What is expected
Find each line holding the word "바랍니다" and give the total alone.

•••••

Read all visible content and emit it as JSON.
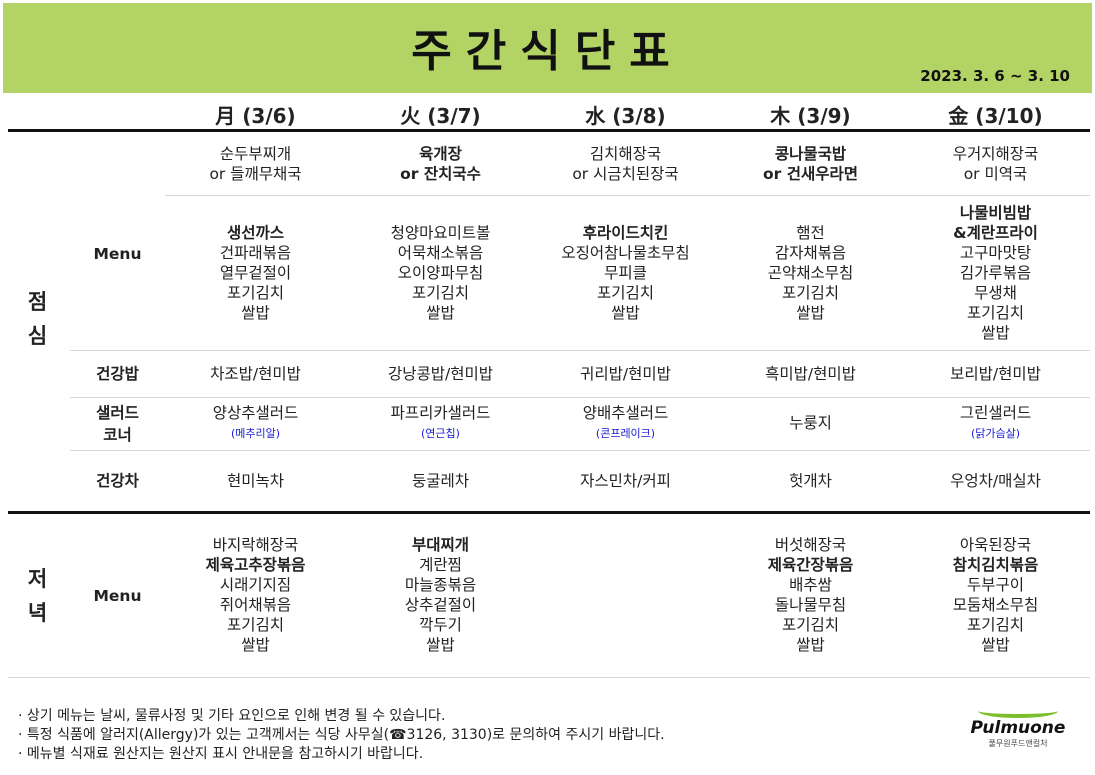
{
  "header": {
    "title": "주간식단표",
    "period": "2023. 3. 6 ~ 3. 10",
    "banner_color": "#b3d465"
  },
  "days": [
    "月 (3/6)",
    "火 (3/7)",
    "水 (3/8)",
    "木 (3/9)",
    "金 (3/10)"
  ],
  "sections": {
    "lunch": "점\n심",
    "dinner": "저\n녁"
  },
  "labels": {
    "menu": "Menu",
    "rice": "건강밥",
    "salad": "샐러드\n코너",
    "tea": "건강차",
    "dinner_menu": "Menu"
  },
  "lunch": {
    "soup": [
      [
        {
          "t": "순두부찌개",
          "b": false
        },
        {
          "t": "or 들깨무채국",
          "b": false
        }
      ],
      [
        {
          "t": "육개장",
          "b": true
        },
        {
          "t": "or 잔치국수",
          "b": true
        }
      ],
      [
        {
          "t": "김치해장국",
          "b": false
        },
        {
          "t": "or 시금치된장국",
          "b": false
        }
      ],
      [
        {
          "t": "콩나물국밥",
          "b": true
        },
        {
          "t": "or 건새우라면",
          "b": true
        }
      ],
      [
        {
          "t": "우거지해장국",
          "b": false
        },
        {
          "t": "or 미역국",
          "b": false
        }
      ]
    ],
    "main": [
      [
        {
          "t": "생선까스",
          "b": true
        },
        {
          "t": "건파래볶음",
          "b": false
        },
        {
          "t": "열무겉절이",
          "b": false
        },
        {
          "t": "포기김치",
          "b": false
        },
        {
          "t": "쌀밥",
          "b": false
        }
      ],
      [
        {
          "t": "청양마요미트볼",
          "b": false
        },
        {
          "t": "어묵채소볶음",
          "b": false
        },
        {
          "t": "오이양파무침",
          "b": false
        },
        {
          "t": "포기김치",
          "b": false
        },
        {
          "t": "쌀밥",
          "b": false
        }
      ],
      [
        {
          "t": "후라이드치킨",
          "b": true
        },
        {
          "t": "오징어참나물초무침",
          "b": false
        },
        {
          "t": "무피클",
          "b": false
        },
        {
          "t": "포기김치",
          "b": false
        },
        {
          "t": "쌀밥",
          "b": false
        }
      ],
      [
        {
          "t": "햄전",
          "b": false
        },
        {
          "t": "감자채볶음",
          "b": false
        },
        {
          "t": "곤약채소무침",
          "b": false
        },
        {
          "t": "포기김치",
          "b": false
        },
        {
          "t": "쌀밥",
          "b": false
        }
      ],
      [
        {
          "t": "나물비빔밥",
          "b": true
        },
        {
          "t": "&계란프라이",
          "b": true
        },
        {
          "t": "고구마맛탕",
          "b": false
        },
        {
          "t": "김가루볶음",
          "b": false
        },
        {
          "t": "무생채",
          "b": false
        },
        {
          "t": "포기김치",
          "b": false
        },
        {
          "t": "쌀밥",
          "b": false
        }
      ]
    ],
    "rice": [
      "차조밥/현미밥",
      "강낭콩밥/현미밥",
      "귀리밥/현미밥",
      "흑미밥/현미밥",
      "보리밥/현미밥"
    ],
    "salad": [
      {
        "name": "양상추샐러드",
        "note": "(메추리알)"
      },
      {
        "name": "파프리카샐러드",
        "note": "(연근칩)"
      },
      {
        "name": "양배추샐러드",
        "note": "(콘프레이크)"
      },
      {
        "name": "누룽지",
        "note": ""
      },
      {
        "name": "그린샐러드",
        "note": "(닭가슴살)"
      }
    ],
    "tea": [
      "현미녹차",
      "둥굴레차",
      "자스민차/커피",
      "헛개차",
      "우엉차/매실차"
    ]
  },
  "dinner": [
    [
      {
        "t": "바지락해장국",
        "b": false
      },
      {
        "t": "제육고추장볶음",
        "b": true
      },
      {
        "t": "시래기지짐",
        "b": false
      },
      {
        "t": "쥐어채볶음",
        "b": false
      },
      {
        "t": "포기김치",
        "b": false
      },
      {
        "t": "쌀밥",
        "b": false
      }
    ],
    [
      {
        "t": "부대찌개",
        "b": true
      },
      {
        "t": "계란찜",
        "b": false
      },
      {
        "t": "마늘종볶음",
        "b": false
      },
      {
        "t": "상추겉절이",
        "b": false
      },
      {
        "t": "깍두기",
        "b": false
      },
      {
        "t": "쌀밥",
        "b": false
      }
    ],
    [],
    [
      {
        "t": "버섯해장국",
        "b": false
      },
      {
        "t": "제육간장볶음",
        "b": true
      },
      {
        "t": "배추쌈",
        "b": false
      },
      {
        "t": "돌나물무침",
        "b": false
      },
      {
        "t": "포기김치",
        "b": false
      },
      {
        "t": "쌀밥",
        "b": false
      }
    ],
    [
      {
        "t": "아욱된장국",
        "b": false
      },
      {
        "t": "참치김치볶음",
        "b": true
      },
      {
        "t": "두부구이",
        "b": false
      },
      {
        "t": "모둠채소무침",
        "b": false
      },
      {
        "t": "포기김치",
        "b": false
      },
      {
        "t": "쌀밥",
        "b": false
      }
    ]
  ],
  "footer": {
    "notes": [
      "· 상기 메뉴는 날씨, 물류사정 및 기타 요인으로 인해 변경 될 수 있습니다.",
      "· 특정 식품에 알러지(Allergy)가 있는 고객께서는 식당 사무실(☎3126, 3130)로 문의하여 주시기 바랍니다.",
      "· 메뉴별 식재료 원산지는 원산지 표시 안내문을 참고하시기 바랍니다."
    ],
    "logo": {
      "name": "Pulmuone",
      "sub": "풀무원푸드앤컬처"
    }
  }
}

•••••

Worked answer
2